● TASK INSTRUCTIONS
Can you reproduce the data beneath, keeping every line exact?

(Lines of data)
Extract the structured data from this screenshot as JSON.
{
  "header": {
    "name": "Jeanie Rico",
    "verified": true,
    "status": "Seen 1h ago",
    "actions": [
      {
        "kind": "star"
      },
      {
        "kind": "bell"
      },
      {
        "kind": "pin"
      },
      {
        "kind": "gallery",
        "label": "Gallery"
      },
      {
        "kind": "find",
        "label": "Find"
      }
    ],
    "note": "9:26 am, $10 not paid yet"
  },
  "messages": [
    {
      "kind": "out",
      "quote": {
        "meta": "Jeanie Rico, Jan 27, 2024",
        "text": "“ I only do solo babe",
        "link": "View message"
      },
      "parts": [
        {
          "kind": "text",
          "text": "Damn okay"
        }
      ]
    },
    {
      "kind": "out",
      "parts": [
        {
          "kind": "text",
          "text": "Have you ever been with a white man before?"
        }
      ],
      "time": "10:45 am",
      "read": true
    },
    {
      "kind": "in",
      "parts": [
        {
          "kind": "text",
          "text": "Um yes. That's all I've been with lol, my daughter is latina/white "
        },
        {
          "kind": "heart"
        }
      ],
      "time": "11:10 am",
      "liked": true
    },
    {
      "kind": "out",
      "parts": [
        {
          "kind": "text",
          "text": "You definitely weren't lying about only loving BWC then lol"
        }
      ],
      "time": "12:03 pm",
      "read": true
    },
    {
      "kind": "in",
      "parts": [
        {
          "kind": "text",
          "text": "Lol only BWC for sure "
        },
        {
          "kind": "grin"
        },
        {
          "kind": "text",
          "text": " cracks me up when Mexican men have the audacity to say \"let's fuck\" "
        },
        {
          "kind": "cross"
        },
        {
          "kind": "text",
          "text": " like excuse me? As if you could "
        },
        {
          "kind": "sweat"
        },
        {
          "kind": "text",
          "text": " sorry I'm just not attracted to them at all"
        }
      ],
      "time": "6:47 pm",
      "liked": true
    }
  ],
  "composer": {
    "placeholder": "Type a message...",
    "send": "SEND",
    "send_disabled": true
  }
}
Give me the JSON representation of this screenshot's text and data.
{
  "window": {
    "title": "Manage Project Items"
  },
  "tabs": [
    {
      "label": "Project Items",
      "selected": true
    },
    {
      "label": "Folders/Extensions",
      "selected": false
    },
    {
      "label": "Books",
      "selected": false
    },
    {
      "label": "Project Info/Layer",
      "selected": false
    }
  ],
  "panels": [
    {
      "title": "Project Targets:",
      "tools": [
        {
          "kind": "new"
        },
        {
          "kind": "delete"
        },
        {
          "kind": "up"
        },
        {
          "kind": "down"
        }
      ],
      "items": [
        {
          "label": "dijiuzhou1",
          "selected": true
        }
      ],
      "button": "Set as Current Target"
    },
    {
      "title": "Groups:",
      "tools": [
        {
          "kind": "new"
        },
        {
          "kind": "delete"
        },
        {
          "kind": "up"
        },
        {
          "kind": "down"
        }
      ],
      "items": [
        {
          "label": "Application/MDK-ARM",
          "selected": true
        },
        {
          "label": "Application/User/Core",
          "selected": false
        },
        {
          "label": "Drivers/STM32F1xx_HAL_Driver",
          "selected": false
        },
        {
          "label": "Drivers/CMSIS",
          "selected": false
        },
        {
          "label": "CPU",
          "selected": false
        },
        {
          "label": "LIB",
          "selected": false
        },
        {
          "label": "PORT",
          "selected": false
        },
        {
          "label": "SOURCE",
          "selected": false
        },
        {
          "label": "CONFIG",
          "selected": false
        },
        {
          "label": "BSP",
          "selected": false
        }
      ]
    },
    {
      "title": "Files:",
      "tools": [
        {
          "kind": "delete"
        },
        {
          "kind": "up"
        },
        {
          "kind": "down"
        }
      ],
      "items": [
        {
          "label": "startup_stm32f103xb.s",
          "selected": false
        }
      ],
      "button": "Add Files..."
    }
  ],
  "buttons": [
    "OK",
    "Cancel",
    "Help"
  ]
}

● ANSWER TO THIS TASK
Extract the structured data from this screenshot as JSON.
{
  "header": {
    "name": "Jeanie Rico",
    "verified": true,
    "status": "Seen 1h ago",
    "actions": [
      {
        "kind": "star"
      },
      {
        "kind": "bell"
      },
      {
        "kind": "pin"
      },
      {
        "kind": "gallery",
        "label": "Gallery"
      },
      {
        "kind": "find",
        "label": "Find"
      }
    ],
    "note": "9:26 am, $10 not paid yet"
  },
  "messages": [
    {
      "kind": "out",
      "quote": {
        "meta": "Jeanie Rico, Jan 27, 2024",
        "text": "“ I only do solo babe",
        "link": "View message"
      },
      "parts": [
        {
          "kind": "text",
          "text": "Damn okay"
        }
      ]
    },
    {
      "kind": "out",
      "parts": [
        {
          "kind": "text",
          "text": "Have you ever been with a white man before?"
        }
      ],
      "time": "10:45 am",
      "read": true
    },
    {
      "kind": "in",
      "parts": [
        {
          "kind": "text",
          "text": "Um yes. That's all I've been with lol, my daughter is latina/white "
        },
        {
          "kind": "heart"
        }
      ],
      "time": "11:10 am",
      "liked": true
    },
    {
      "kind": "out",
      "parts": [
        {
          "kind": "text",
          "text": "You definitely weren't lying about only loving BWC then lol"
        }
      ],
      "time": "12:03 pm",
      "read": true
    },
    {
      "kind": "in",
      "parts": [
        {
          "kind": "text",
          "text": "Lol only BWC for sure "
        },
        {
          "kind": "grin"
        },
        {
          "kind": "text",
          "text": " cracks me up when Mexican men have the audacity to say \"let's fuck\" "
        },
        {
          "kind": "cross"
        },
        {
          "kind": "text",
          "text": " like excuse me? As if you could "
        },
        {
          "kind": "sweat"
        },
        {
          "kind": "text",
          "text": " sorry I'm just not attracted to them at all"
        }
      ],
      "time": "6:47 pm",
      "liked": true
    }
  ],
  "composer": {
    "placeholder": "Type a message...",
    "send": "SEND",
    "send_disabled": true
  }
}
Give me the JSON representation of this screenshot's text and data.
{
  "window": {
    "title": "Manage Project Items"
  },
  "tabs": [
    {
      "label": "Project Items",
      "selected": true
    },
    {
      "label": "Folders/Extensions",
      "selected": false
    },
    {
      "label": "Books",
      "selected": false
    },
    {
      "label": "Project Info/Layer",
      "selected": false
    }
  ],
  "panels": [
    {
      "title": "Project Targets:",
      "tools": [
        {
          "kind": "new"
        },
        {
          "kind": "delete"
        },
        {
          "kind": "up"
        },
        {
          "kind": "down"
        }
      ],
      "items": [
        {
          "label": "dijiuzhou1",
          "selected": true
        }
      ],
      "button": "Set as Current Target"
    },
    {
      "title": "Groups:",
      "tools": [
        {
          "kind": "new"
        },
        {
          "kind": "delete"
        },
        {
          "kind": "up"
        },
        {
          "kind": "down"
        }
      ],
      "items": [
        {
          "label": "Application/MDK-ARM",
          "selected": true
        },
        {
          "label": "Application/User/Core",
          "selected": false
        },
        {
          "label": "Drivers/STM32F1xx_HAL_Driver",
          "selected": false
        },
        {
          "label": "Drivers/CMSIS",
          "selected": false
        },
        {
          "label": "CPU",
          "selected": false
        },
        {
          "label": "LIB",
          "selected": false
        },
        {
          "label": "PORT",
          "selected": false
        },
        {
          "label": "SOURCE",
          "selected": false
        },
        {
          "label": "CONFIG",
          "selected": false
        },
        {
          "label": "BSP",
          "selected": false
        }
      ]
    },
    {
      "title": "Files:",
      "tools": [
        {
          "kind": "delete"
        },
        {
          "kind": "up"
        },
        {
          "kind": "down"
        }
      ],
      "items": [
        {
          "label": "startup_stm32f103xb.s",
          "selected": false
        }
      ],
      "button": "Add Files..."
    }
  ],
  "buttons": [
    "OK",
    "Cancel",
    "Help"
  ]
}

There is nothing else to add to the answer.